■ **Task details**
Retype each of the records below exactly, leaving the pictures out.

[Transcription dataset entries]
################
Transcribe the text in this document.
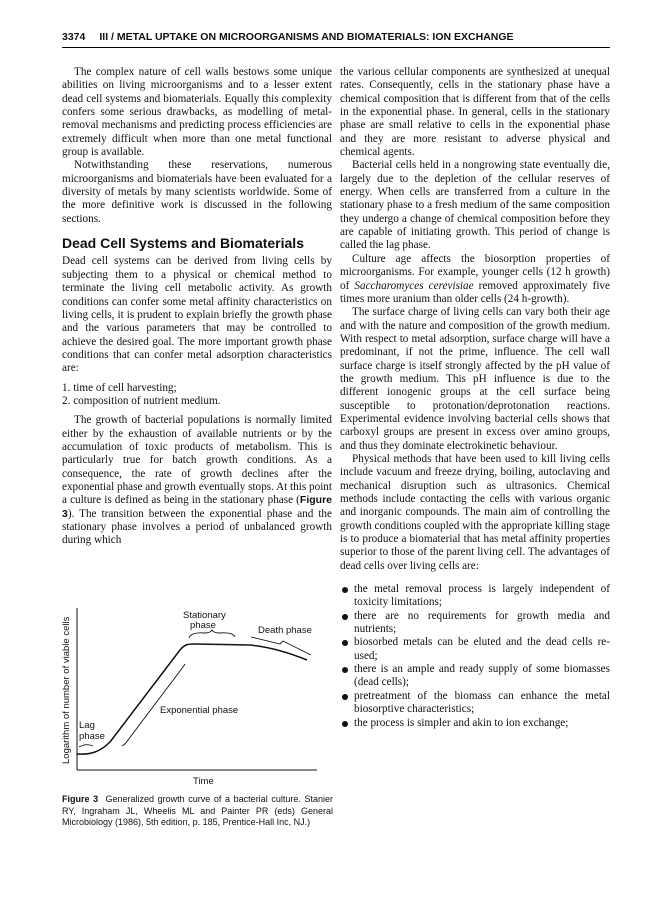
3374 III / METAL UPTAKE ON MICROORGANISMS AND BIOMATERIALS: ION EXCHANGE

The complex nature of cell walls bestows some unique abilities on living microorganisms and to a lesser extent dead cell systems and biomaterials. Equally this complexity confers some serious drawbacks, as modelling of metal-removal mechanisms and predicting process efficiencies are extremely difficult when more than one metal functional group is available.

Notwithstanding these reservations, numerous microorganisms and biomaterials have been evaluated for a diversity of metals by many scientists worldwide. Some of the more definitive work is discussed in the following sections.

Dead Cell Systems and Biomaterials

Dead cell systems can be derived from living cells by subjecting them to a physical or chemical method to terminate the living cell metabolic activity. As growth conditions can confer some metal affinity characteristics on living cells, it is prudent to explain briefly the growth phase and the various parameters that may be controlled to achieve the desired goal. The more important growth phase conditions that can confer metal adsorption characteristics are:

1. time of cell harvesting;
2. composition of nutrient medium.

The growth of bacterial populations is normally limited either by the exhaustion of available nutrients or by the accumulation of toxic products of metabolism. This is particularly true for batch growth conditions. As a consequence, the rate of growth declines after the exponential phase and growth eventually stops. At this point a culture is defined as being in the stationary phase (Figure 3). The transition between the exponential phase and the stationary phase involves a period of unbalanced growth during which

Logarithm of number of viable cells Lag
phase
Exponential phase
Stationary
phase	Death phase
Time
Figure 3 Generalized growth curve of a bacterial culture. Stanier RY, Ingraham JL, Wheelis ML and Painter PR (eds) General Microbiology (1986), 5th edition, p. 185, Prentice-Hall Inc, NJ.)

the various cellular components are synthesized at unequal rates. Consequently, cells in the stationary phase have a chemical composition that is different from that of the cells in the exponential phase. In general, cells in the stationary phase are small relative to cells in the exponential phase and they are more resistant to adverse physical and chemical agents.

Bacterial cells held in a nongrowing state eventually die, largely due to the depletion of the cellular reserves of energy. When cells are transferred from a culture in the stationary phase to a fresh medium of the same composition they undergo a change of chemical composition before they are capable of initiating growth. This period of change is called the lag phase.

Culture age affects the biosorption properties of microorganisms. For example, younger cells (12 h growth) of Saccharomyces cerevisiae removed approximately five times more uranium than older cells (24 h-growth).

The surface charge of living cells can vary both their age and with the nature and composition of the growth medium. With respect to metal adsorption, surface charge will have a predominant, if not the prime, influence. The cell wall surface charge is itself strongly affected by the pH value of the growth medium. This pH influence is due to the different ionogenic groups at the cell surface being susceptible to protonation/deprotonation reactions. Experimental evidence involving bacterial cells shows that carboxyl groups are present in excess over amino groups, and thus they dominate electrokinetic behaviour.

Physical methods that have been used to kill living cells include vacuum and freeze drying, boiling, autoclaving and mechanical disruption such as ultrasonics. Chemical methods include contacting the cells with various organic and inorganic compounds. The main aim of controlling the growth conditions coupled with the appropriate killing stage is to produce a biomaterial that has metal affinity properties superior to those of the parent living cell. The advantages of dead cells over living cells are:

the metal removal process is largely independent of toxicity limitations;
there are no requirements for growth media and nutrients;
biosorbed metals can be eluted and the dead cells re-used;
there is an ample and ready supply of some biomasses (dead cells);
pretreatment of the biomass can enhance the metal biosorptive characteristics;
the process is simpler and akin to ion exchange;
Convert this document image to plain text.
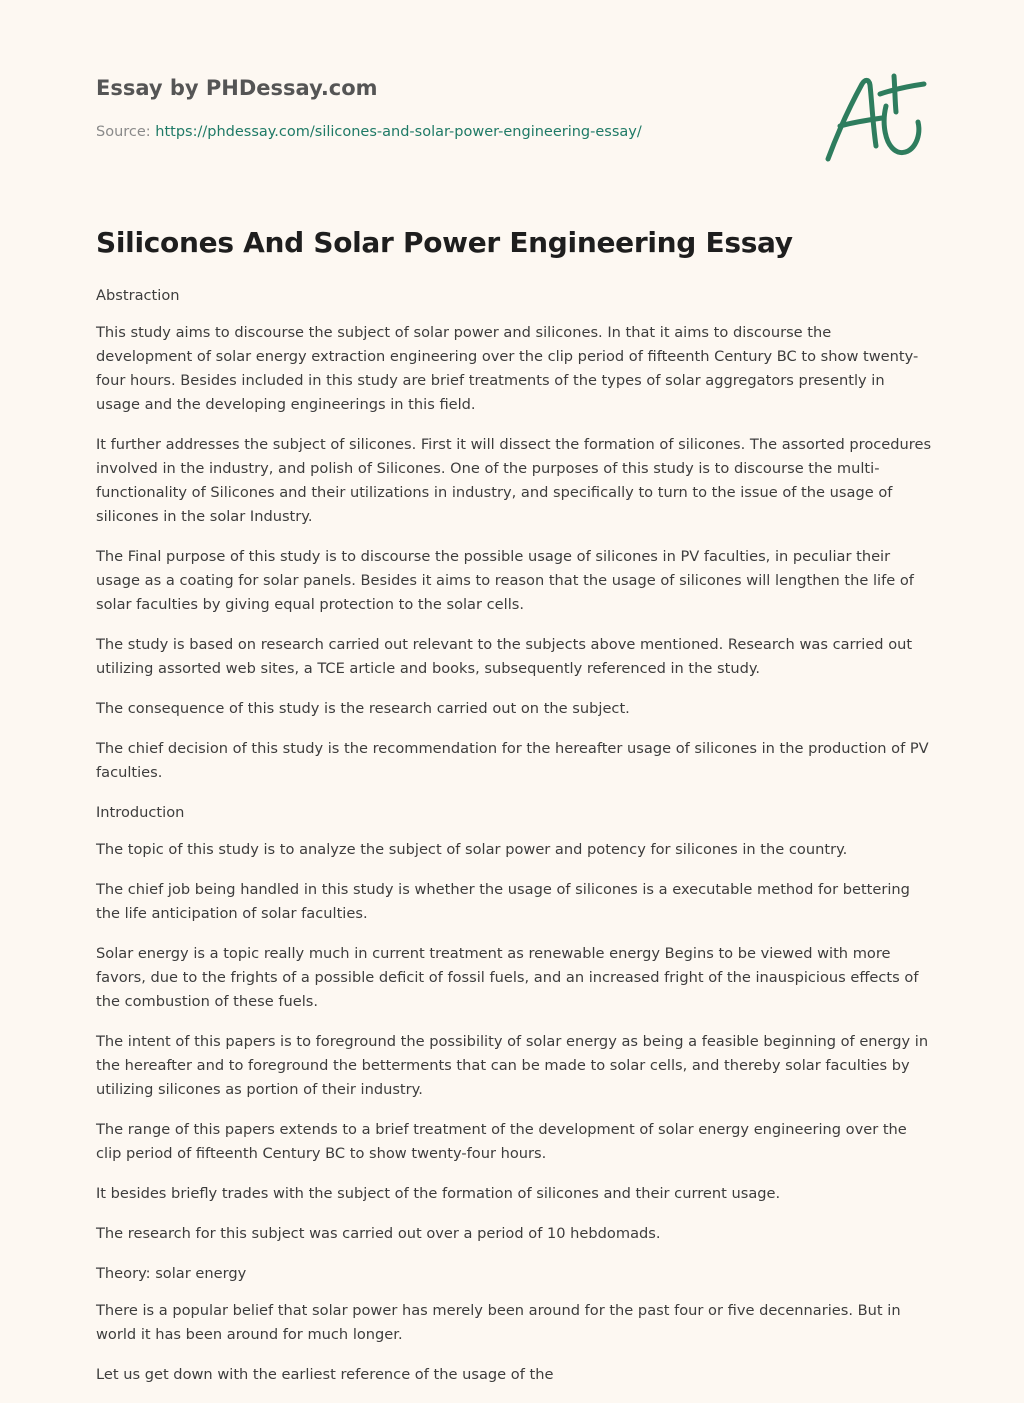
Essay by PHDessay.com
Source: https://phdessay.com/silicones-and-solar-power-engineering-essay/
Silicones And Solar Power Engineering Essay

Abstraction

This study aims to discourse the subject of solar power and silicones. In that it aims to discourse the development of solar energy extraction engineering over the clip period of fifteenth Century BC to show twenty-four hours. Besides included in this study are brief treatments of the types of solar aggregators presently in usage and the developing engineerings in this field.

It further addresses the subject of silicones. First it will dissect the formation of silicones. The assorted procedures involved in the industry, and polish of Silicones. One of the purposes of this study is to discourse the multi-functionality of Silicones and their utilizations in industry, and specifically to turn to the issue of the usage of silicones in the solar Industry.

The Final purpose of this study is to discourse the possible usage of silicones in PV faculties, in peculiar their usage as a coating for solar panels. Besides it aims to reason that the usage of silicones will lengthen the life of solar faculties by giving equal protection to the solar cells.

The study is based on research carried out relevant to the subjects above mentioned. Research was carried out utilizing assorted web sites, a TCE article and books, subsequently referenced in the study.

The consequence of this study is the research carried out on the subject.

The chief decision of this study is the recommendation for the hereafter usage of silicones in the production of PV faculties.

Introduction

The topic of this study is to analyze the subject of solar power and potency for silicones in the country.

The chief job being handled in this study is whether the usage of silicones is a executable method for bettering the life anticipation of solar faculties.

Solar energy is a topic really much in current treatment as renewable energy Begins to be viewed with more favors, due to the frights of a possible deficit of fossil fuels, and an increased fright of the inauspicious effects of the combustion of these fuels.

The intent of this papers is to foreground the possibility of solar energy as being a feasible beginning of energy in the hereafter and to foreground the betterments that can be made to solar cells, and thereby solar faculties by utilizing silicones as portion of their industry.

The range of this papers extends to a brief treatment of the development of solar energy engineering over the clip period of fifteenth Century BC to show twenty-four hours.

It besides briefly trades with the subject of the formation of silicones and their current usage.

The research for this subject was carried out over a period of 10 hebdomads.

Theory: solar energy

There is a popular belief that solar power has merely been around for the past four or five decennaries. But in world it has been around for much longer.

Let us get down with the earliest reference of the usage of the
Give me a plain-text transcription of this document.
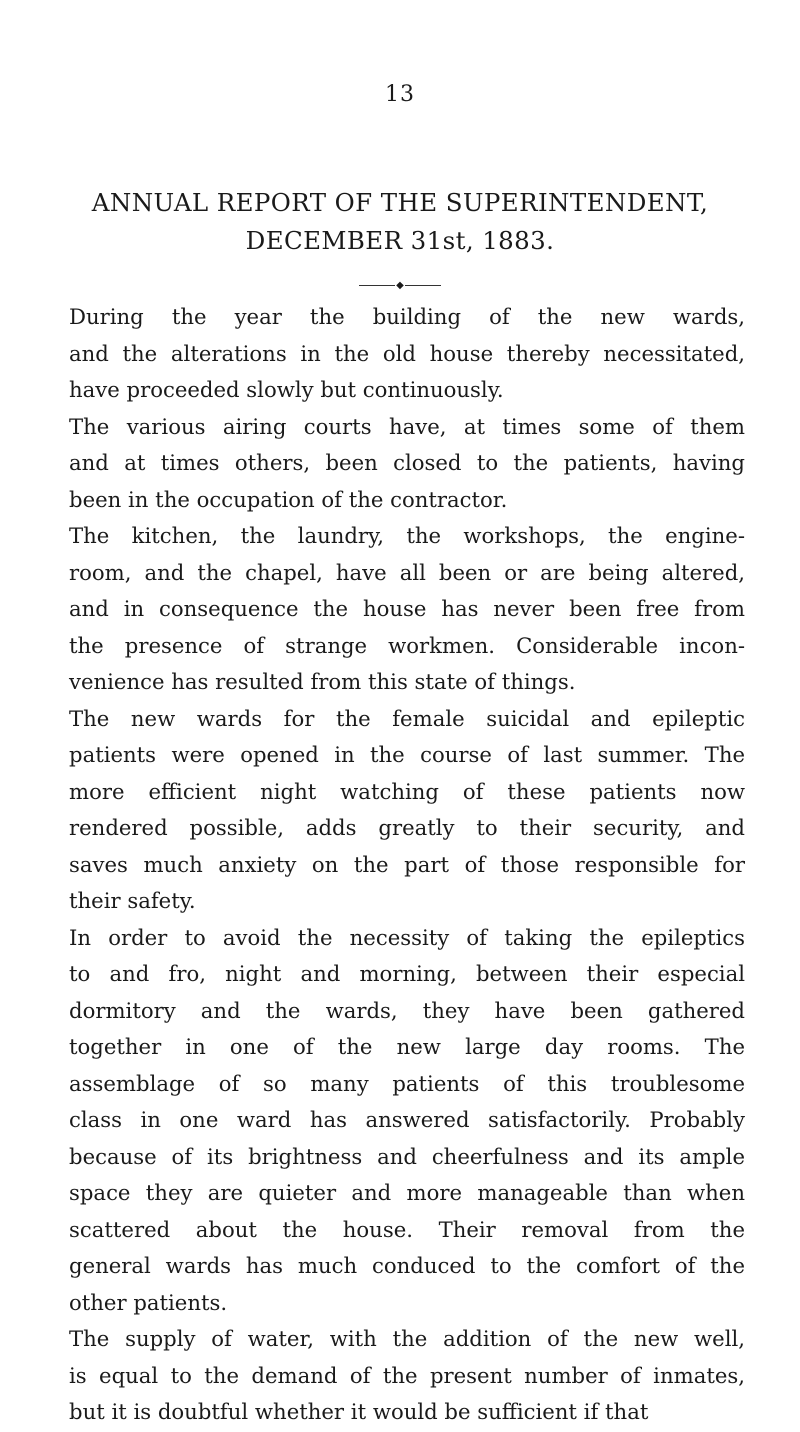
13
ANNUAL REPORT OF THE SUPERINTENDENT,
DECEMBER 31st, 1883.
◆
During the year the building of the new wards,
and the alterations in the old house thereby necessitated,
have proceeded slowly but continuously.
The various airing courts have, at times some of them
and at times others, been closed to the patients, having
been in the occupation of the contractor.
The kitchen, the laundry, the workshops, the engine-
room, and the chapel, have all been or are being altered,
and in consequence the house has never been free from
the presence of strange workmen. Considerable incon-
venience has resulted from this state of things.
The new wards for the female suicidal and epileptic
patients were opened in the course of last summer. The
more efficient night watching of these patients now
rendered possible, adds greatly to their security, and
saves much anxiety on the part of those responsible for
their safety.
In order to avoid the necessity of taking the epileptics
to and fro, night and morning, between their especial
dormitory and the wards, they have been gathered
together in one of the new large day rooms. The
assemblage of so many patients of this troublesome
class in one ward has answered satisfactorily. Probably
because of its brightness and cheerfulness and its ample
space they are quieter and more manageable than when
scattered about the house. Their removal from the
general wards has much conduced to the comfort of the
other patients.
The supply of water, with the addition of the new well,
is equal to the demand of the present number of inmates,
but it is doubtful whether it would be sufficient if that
################
■ **Task result**
Transcribe the text in this document.
3374 III / METAL UPTAKE ON MICROORGANISMS AND BIOMATERIALS: ION EXCHANGE

The complex nature of cell walls bestows some unique abilities on living microorganisms and to a lesser extent dead cell systems and biomaterials. Equally this complexity confers some serious drawbacks, as modelling of metal-removal mechanisms and predicting process efficiencies are extremely difficult when more than one metal functional group is available.

Notwithstanding these reservations, numerous microorganisms and biomaterials have been evaluated for a diversity of metals by many scientists worldwide. Some of the more definitive work is discussed in the following sections.

Dead Cell Systems and Biomaterials

Dead cell systems can be derived from living cells by subjecting them to a physical or chemical method to terminate the living cell metabolic activity. As growth conditions can confer some metal affinity characteristics on living cells, it is prudent to explain briefly the growth phase and the various parameters that may be controlled to achieve the desired goal. The more important growth phase conditions that can confer metal adsorption characteristics are:

1. time of cell harvesting;
2. composition of nutrient medium.

The growth of bacterial populations is normally limited either by the exhaustion of available nutrients or by the accumulation of toxic products of metabolism. This is particularly true for batch growth conditions. As a consequence, the rate of growth declines after the exponential phase and growth eventually stops. At this point a culture is defined as being in the stationary phase (Figure 3). The transition between the exponential phase and the stationary phase involves a period of unbalanced growth during which

Logarithm of number of viable cells Lag
phase
Exponential phase
Stationary
phase	Death phase
Time
Figure 3 Generalized growth curve of a bacterial culture. Stanier RY, Ingraham JL, Wheelis ML and Painter PR (eds) General Microbiology (1986), 5th edition, p. 185, Prentice-Hall Inc, NJ.)

the various cellular components are synthesized at unequal rates. Consequently, cells in the stationary phase have a chemical composition that is different from that of the cells in the exponential phase. In general, cells in the stationary phase are small relative to cells in the exponential phase and they are more resistant to adverse physical and chemical agents.

Bacterial cells held in a nongrowing state eventually die, largely due to the depletion of the cellular reserves of energy. When cells are transferred from a culture in the stationary phase to a fresh medium of the same composition they undergo a change of chemical composition before they are capable of initiating growth. This period of change is called the lag phase.

Culture age affects the biosorption properties of microorganisms. For example, younger cells (12 h growth) of Saccharomyces cerevisiae removed approximately five times more uranium than older cells (24 h-growth).

The surface charge of living cells can vary both their age and with the nature and composition of the growth medium. With respect to metal adsorption, surface charge will have a predominant, if not the prime, influence. The cell wall surface charge is itself strongly affected by the pH value of the growth medium. This pH influence is due to the different ionogenic groups at the cell surface being susceptible to protonation/deprotonation reactions. Experimental evidence involving bacterial cells shows that carboxyl groups are present in excess over amino groups, and thus they dominate electrokinetic behaviour.

Physical methods that have been used to kill living cells include vacuum and freeze drying, boiling, autoclaving and mechanical disruption such as ultrasonics. Chemical methods include contacting the cells with various organic and inorganic compounds. The main aim of controlling the growth conditions coupled with the appropriate killing stage is to produce a biomaterial that has metal affinity properties superior to those of the parent living cell. The advantages of dead cells over living cells are:

the metal removal process is largely independent of toxicity limitations;
there are no requirements for growth media and nutrients;
biosorbed metals can be eluted and the dead cells re-used;
there is an ample and ready supply of some biomasses (dead cells);
pretreatment of the biomass can enhance the metal biosorptive characteristics;
the process is simpler and akin to ion exchange;
Convert this document image to plain text.
Essay by PHDessay.com
Source: https://phdessay.com/silicones-and-solar-power-engineering-essay/
Silicones And Solar Power Engineering Essay

Abstraction

This study aims to discourse the subject of solar power and silicones. In that it aims to discourse the development of solar energy extraction engineering over the clip period of fifteenth Century BC to show twenty-four hours. Besides included in this study are brief treatments of the types of solar aggregators presently in usage and the developing engineerings in this field.

It further addresses the subject of silicones. First it will dissect the formation of silicones. The assorted procedures involved in the industry, and polish of Silicones. One of the purposes of this study is to discourse the multi-functionality of Silicones and their utilizations in industry, and specifically to turn to the issue of the usage of silicones in the solar Industry.

The Final purpose of this study is to discourse the possible usage of silicones in PV faculties, in peculiar their usage as a coating for solar panels. Besides it aims to reason that the usage of silicones will lengthen the life of solar faculties by giving equal protection to the solar cells.

The study is based on research carried out relevant to the subjects above mentioned. Research was carried out utilizing assorted web sites, a TCE article and books, subsequently referenced in the study.

The consequence of this study is the research carried out on the subject.

The chief decision of this study is the recommendation for the hereafter usage of silicones in the production of PV faculties.

Introduction

The topic of this study is to analyze the subject of solar power and potency for silicones in the country.

The chief job being handled in this study is whether the usage of silicones is a executable method for bettering the life anticipation of solar faculties.

Solar energy is a topic really much in current treatment as renewable energy Begins to be viewed with more favors, due to the frights of a possible deficit of fossil fuels, and an increased fright of the inauspicious effects of the combustion of these fuels.

The intent of this papers is to foreground the possibility of solar energy as being a feasible beginning of energy in the hereafter and to foreground the betterments that can be made to solar cells, and thereby solar faculties by utilizing silicones as portion of their industry.

The range of this papers extends to a brief treatment of the development of solar energy engineering over the clip period of fifteenth Century BC to show twenty-four hours.

It besides briefly trades with the subject of the formation of silicones and their current usage.

The research for this subject was carried out over a period of 10 hebdomads.

Theory: solar energy

There is a popular belief that solar power has merely been around for the past four or five decennaries. But in world it has been around for much longer.

Let us get down with the earliest reference of the usage of the
Give me a plain-text transcription of this document.
13
ANNUAL REPORT OF THE SUPERINTENDENT,
DECEMBER 31st, 1883.
◆
During the year the building of the new wards,
and the alterations in the old house thereby necessitated,
have proceeded slowly but continuously.
The various airing courts have, at times some of them
and at times others, been closed to the patients, having
been in the occupation of the contractor.
The kitchen, the laundry, the workshops, the engine-
room, and the chapel, have all been or are being altered,
and in consequence the house has never been free from
the presence of strange workmen. Considerable incon-
venience has resulted from this state of things.
The new wards for the female suicidal and epileptic
patients were opened in the course of last summer. The
more efficient night watching of these patients now
rendered possible, adds greatly to their security, and
saves much anxiety on the part of those responsible for
their safety.
In order to avoid the necessity of taking the epileptics
to and fro, night and morning, between their especial
dormitory and the wards, they have been gathered
together in one of the new large day rooms. The
assemblage of so many patients of this troublesome
class in one ward has answered satisfactorily. Probably
because of its brightness and cheerfulness and its ample
space they are quieter and more manageable than when
scattered about the house. Their removal from the
general wards has much conduced to the comfort of the
other patients.
The supply of water, with the addition of the new well,
is equal to the demand of the present number of inmates,
but it is doubtful whether it would be sufficient if that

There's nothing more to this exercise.